Track down each line that has the word "this" and copy it.

* BEGIN DATA EXCERPTS *

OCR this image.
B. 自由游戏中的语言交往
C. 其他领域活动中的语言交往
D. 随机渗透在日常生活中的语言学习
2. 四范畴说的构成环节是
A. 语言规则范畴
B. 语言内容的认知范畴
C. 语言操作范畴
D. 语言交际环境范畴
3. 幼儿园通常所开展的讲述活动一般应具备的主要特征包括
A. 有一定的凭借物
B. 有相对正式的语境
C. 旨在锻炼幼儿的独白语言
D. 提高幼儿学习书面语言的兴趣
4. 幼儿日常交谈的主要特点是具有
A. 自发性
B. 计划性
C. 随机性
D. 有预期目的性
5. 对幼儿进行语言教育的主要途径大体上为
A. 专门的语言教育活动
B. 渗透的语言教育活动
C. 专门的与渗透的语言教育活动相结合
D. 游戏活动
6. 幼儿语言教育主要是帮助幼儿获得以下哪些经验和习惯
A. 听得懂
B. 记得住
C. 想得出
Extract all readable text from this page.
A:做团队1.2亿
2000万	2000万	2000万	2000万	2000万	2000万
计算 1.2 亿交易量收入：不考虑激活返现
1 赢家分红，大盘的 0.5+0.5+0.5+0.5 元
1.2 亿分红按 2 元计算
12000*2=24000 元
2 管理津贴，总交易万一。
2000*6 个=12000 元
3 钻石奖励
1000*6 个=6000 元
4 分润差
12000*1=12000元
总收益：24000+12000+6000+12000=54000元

* END DATA EXCERPTS *

> **TASK RESULT**
OCR this image.
Extract all readable text from this page.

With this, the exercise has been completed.